_Aim of the task_
Reply with only the number of lines that contain the string "name".

-------

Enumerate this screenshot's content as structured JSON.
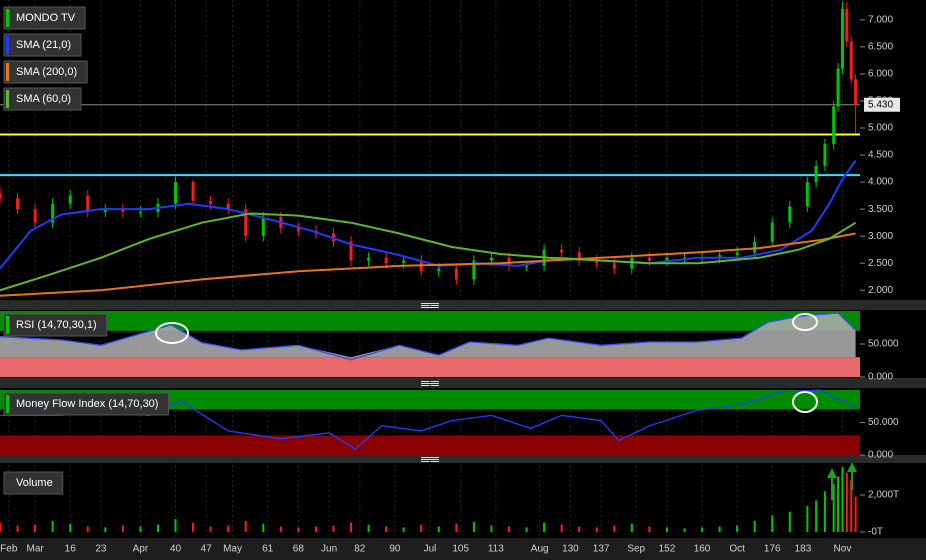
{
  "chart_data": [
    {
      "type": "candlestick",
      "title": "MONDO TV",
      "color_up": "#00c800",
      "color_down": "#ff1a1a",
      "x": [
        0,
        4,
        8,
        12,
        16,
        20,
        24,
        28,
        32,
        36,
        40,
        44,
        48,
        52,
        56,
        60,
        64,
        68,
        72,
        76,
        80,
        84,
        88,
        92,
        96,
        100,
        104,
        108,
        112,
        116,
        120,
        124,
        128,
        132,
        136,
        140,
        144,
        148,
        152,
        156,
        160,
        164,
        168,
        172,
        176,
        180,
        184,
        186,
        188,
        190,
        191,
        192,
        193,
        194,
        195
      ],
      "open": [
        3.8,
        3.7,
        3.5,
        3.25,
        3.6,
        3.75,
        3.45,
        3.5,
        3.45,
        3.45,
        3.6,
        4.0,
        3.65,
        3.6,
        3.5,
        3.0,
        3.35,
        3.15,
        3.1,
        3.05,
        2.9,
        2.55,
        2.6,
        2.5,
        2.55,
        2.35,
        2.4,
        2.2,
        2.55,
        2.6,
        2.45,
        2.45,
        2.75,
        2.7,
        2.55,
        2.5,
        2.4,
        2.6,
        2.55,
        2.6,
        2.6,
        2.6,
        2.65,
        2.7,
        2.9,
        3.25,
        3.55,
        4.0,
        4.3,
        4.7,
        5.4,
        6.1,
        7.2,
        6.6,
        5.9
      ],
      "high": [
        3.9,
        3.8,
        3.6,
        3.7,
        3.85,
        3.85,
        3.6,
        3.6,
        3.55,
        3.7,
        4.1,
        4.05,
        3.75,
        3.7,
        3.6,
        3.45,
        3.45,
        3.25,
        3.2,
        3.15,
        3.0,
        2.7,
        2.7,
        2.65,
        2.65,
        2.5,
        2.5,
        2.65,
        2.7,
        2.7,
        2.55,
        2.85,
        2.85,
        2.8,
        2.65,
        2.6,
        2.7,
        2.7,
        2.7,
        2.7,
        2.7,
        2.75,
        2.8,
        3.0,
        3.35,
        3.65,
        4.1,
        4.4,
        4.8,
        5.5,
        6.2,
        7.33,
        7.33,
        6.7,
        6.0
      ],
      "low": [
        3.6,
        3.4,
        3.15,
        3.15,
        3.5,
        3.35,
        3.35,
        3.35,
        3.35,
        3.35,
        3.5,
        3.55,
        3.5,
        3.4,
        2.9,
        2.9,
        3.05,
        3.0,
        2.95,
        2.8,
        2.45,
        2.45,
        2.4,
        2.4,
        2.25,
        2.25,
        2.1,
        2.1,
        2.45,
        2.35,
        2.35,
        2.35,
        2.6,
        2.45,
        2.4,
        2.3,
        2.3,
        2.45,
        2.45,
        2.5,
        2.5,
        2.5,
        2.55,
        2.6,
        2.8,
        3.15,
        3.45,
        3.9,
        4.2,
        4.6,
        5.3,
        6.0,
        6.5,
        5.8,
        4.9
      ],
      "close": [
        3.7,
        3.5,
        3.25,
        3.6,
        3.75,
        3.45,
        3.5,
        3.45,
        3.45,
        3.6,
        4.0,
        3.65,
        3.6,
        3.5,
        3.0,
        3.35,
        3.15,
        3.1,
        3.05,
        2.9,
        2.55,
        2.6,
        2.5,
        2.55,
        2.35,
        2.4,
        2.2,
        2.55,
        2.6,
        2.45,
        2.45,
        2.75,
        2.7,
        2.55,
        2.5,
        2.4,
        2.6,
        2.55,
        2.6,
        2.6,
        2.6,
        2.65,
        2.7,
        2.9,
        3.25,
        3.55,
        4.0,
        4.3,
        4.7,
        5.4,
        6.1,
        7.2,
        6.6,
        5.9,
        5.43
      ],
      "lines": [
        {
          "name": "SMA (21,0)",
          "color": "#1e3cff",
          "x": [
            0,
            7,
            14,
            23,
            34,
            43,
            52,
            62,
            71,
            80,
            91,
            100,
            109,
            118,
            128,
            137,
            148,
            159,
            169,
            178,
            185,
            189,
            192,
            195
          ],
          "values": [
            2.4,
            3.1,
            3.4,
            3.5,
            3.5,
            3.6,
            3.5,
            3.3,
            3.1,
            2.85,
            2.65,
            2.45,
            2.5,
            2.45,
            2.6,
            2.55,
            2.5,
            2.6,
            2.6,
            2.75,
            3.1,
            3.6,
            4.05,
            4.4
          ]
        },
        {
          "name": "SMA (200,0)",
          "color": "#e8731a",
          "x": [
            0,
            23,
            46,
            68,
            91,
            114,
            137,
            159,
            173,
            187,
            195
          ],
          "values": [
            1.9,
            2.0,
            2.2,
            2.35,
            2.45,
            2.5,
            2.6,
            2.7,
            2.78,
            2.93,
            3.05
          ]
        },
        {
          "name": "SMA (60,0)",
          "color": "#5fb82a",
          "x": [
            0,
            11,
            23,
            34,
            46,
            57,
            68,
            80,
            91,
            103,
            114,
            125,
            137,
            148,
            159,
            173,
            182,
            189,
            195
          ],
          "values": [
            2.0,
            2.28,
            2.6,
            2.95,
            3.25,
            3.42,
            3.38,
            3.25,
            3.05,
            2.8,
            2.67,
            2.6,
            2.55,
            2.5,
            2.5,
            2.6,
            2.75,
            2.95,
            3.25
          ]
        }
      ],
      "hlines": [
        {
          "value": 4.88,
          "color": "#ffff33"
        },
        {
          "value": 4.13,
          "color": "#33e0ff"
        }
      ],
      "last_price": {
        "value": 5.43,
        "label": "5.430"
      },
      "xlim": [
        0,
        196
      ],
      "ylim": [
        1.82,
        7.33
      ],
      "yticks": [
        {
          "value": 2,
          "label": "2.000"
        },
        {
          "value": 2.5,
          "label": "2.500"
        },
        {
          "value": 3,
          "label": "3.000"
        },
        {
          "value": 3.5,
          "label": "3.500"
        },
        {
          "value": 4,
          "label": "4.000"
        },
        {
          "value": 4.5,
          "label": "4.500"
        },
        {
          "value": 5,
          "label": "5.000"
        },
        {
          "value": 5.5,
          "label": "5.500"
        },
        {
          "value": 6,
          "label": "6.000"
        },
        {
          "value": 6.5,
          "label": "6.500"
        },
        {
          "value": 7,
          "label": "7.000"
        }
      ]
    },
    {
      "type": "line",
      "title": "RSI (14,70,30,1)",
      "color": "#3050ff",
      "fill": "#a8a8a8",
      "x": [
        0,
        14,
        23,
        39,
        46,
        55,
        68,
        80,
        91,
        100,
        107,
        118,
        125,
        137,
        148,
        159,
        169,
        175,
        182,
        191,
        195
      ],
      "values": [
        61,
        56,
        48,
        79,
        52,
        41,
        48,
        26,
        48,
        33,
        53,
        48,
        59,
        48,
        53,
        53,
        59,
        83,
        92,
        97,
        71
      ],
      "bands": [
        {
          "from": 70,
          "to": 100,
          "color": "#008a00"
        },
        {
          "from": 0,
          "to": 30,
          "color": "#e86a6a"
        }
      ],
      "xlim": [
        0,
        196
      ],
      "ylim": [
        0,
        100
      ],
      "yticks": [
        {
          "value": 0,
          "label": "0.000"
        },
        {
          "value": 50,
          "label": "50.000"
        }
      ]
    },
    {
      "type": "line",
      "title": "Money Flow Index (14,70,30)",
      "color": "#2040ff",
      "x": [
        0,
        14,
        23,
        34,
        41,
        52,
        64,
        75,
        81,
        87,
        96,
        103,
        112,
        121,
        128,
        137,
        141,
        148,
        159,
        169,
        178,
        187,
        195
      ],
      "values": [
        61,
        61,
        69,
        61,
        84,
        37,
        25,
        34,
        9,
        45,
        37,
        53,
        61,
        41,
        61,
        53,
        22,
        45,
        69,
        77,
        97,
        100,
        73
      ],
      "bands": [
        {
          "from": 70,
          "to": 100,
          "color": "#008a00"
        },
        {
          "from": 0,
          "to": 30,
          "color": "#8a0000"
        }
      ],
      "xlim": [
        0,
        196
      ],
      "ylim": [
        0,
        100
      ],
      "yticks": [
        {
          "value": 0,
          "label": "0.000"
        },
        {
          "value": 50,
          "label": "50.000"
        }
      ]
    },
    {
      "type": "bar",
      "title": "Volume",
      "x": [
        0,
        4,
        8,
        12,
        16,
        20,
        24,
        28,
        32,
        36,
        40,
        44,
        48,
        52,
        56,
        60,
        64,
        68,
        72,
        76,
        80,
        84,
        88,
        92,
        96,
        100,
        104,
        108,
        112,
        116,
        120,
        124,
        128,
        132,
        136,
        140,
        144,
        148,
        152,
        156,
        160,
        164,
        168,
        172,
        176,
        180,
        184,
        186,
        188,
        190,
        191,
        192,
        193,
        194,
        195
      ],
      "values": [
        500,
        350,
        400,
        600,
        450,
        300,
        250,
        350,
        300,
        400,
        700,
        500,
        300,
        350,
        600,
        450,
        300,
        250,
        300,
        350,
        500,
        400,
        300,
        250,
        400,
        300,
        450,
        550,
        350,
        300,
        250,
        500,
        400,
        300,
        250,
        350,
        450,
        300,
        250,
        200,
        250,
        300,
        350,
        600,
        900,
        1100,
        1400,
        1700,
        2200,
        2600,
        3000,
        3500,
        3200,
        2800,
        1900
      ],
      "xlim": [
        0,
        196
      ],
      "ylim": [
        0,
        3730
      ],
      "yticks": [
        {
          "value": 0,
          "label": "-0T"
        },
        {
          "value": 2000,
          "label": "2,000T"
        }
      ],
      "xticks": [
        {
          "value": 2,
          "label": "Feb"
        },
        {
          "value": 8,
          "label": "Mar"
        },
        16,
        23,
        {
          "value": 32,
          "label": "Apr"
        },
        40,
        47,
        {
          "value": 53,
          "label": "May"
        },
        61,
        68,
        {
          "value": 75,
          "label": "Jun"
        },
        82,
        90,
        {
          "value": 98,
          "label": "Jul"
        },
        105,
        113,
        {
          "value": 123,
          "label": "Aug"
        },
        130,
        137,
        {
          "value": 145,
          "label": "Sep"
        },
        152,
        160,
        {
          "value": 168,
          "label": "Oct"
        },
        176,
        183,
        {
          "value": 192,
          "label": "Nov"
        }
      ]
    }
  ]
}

-------

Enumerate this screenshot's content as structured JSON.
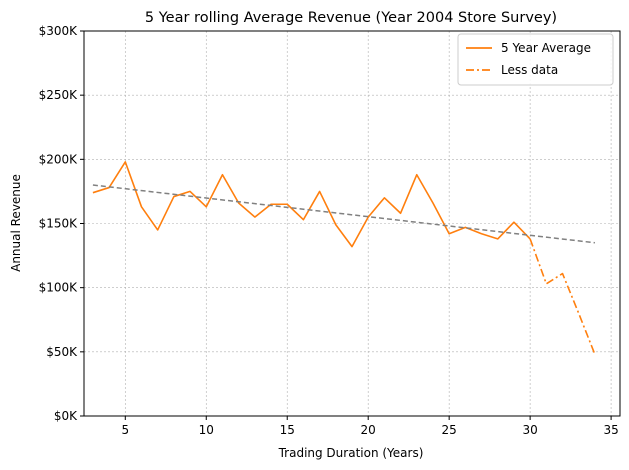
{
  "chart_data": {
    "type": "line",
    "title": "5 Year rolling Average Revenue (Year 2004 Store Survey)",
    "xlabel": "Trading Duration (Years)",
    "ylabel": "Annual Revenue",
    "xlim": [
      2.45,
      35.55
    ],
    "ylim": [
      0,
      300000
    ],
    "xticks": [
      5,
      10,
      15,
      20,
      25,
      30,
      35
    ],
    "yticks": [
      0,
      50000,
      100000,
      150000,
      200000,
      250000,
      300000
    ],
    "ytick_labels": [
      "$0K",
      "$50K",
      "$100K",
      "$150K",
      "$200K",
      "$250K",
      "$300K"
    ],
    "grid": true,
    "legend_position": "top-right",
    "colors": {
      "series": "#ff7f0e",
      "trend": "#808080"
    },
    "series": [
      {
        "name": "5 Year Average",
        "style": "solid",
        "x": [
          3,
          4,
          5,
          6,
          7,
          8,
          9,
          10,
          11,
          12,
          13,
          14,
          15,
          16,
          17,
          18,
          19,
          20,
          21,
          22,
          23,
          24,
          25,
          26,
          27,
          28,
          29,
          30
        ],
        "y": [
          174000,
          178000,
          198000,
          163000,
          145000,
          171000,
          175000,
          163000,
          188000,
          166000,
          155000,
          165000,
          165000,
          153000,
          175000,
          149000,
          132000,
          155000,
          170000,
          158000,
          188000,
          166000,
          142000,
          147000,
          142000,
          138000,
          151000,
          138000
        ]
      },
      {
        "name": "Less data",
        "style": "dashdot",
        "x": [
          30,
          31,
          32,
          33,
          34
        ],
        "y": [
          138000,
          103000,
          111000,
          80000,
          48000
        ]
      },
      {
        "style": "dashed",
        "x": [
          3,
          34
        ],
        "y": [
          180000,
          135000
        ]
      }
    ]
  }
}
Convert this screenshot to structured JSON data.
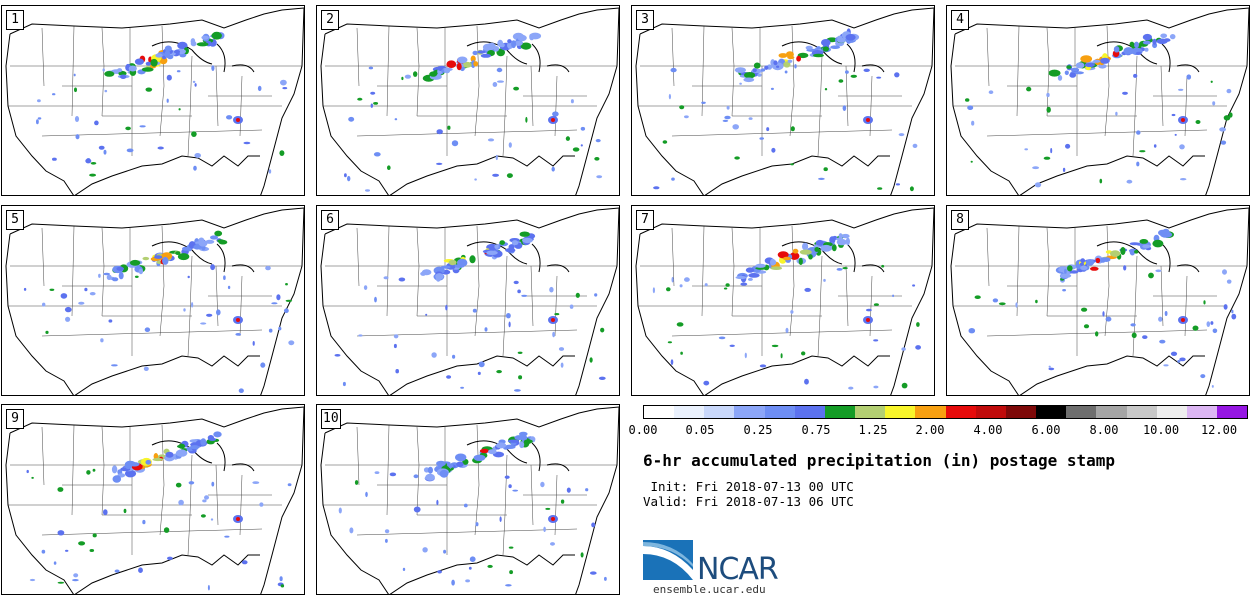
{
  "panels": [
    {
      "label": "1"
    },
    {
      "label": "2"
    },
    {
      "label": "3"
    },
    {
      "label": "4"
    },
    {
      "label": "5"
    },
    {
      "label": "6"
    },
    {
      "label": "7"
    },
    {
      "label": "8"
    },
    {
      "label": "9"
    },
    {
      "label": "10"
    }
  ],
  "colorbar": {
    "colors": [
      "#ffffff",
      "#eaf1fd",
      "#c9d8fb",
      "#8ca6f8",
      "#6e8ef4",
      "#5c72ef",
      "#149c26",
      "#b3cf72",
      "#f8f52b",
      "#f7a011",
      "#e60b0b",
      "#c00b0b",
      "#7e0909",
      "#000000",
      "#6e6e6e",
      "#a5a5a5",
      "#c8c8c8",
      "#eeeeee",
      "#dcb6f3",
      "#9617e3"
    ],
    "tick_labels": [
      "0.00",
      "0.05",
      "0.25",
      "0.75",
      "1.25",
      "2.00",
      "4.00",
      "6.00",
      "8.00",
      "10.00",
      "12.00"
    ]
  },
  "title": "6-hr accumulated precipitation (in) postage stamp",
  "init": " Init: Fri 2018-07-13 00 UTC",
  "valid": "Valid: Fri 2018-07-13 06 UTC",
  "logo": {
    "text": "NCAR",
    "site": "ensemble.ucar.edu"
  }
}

-------

_Answer_
5